__選んだ本文__
* * * *

図2に示すように、ケーシング(11)は、第3吸込口(19)から吸い込まれた空気を案内する中継通路(19a)を有する。中継通路(19a)は、第3吸込口(19)から吸い込まれた空気を、後述するHEPAフィルタ(23,24)よりも上流側に案内する。中継通路(19a)に案内された空気は、空気放出口(83b)から放出される(
図12参照)。
【0052】
図2に示すように、ケーシング(11)の内部には、空気通路(P)が形成される。第1吸込口(15)、第2吸込口(16)、および第3吸込口(19)は、空気通路(P)の流入端を構成する。吹出口(12)は、空気通路(P)の流出端を構成する。
【0053】
(1-2)空気清浄ユニット
空気清浄ユニット(20)は、空気通路(P)の下部に位置する。空気清浄ユニット(20)は、第1吸込口(15)、第2吸込口(16)、および第3吸込口(19)から吸い込まれた空気を清浄する。空気清浄ユニット(20)は、空気通路(P)の上流側から順に、プレフィルタ(21,22)、HEPAフィルタ(23,24)、脱臭フィルタ(25,26)、およびファンユニット(30)を有する。加えて、空気清浄ユニット(20)は、放電ユニット(27,28)を有する。
【0054】
(1-2-1)プレフィルタ
図2に示すように、ケーシング(11)には、第1プレフィルタ(21)と第2プレフィルタ(22)との2つのプレフィルタが設けられる。第1プレフィルタ(21)は、第1吸込口(15)に配置され、第2プレフィルタ(22)は、第2吸込口(16)に配置される。第1プレフィルタ(21)および第2プレフィルタ(22)は、空気中の比較的な塵埃を捕集する。

* * * *

__取り組む課題__
本文によると、空気通路(P)の流出端を構成するものは何か。名称を答えてください。

* * * *

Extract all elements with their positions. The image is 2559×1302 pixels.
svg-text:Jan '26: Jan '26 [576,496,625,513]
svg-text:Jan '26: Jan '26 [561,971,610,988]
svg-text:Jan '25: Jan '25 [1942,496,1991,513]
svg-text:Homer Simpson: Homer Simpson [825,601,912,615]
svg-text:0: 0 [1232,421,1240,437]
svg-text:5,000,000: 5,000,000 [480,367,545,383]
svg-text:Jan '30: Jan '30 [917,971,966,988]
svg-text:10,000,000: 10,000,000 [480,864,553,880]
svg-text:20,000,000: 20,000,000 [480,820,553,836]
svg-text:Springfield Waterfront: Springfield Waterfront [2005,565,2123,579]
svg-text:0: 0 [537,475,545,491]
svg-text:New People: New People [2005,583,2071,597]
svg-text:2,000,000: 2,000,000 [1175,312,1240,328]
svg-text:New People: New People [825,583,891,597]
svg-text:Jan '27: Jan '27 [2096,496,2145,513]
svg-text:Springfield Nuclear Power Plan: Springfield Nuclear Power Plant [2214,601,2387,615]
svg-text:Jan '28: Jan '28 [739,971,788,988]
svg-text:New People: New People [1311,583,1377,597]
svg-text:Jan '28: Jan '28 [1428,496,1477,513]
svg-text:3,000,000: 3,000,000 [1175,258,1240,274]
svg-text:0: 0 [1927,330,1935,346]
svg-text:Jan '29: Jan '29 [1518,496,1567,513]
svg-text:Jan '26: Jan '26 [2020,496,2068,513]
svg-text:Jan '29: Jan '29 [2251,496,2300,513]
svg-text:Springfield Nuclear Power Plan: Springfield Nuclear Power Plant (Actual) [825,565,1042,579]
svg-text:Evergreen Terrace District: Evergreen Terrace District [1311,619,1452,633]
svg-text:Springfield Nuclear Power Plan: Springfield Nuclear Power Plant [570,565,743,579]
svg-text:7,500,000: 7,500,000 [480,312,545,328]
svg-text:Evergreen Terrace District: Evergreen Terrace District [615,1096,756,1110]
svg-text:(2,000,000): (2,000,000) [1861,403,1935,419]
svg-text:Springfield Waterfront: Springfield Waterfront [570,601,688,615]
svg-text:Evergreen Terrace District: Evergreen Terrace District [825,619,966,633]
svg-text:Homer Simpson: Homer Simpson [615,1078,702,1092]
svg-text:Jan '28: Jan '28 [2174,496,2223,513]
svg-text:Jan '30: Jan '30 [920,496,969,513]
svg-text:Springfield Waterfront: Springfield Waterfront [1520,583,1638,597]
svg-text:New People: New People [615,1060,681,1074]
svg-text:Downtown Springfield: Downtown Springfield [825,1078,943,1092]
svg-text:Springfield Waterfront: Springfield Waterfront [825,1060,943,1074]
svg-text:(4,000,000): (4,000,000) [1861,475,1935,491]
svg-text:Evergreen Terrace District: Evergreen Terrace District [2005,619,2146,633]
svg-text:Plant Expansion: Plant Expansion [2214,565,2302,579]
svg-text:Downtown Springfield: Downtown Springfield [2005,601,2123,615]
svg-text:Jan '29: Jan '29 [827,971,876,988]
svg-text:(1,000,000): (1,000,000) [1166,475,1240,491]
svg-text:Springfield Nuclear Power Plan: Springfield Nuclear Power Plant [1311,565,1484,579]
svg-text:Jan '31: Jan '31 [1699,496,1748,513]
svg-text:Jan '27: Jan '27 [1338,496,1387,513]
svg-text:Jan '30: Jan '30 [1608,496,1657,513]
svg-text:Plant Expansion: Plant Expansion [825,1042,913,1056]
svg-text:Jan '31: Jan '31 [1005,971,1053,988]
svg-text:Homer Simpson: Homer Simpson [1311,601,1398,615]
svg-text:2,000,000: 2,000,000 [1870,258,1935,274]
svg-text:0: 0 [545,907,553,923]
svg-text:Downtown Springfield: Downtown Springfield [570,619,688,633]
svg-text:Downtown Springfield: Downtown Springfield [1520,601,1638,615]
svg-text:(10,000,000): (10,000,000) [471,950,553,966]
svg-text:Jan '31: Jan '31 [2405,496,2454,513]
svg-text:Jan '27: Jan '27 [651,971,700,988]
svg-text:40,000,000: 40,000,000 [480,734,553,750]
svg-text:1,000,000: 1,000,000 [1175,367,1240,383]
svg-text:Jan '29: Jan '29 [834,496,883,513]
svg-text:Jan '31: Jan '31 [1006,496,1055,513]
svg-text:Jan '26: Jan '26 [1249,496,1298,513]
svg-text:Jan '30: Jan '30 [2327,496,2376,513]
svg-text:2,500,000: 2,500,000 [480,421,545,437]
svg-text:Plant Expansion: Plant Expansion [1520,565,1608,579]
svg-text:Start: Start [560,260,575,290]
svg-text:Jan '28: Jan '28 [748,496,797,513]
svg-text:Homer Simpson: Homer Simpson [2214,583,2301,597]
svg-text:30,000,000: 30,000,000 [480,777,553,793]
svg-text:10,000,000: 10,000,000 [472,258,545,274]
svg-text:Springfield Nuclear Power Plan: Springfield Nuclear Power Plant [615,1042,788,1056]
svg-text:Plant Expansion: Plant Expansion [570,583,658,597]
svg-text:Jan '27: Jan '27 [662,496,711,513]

* * * *

__解答__
吹出口(12)である。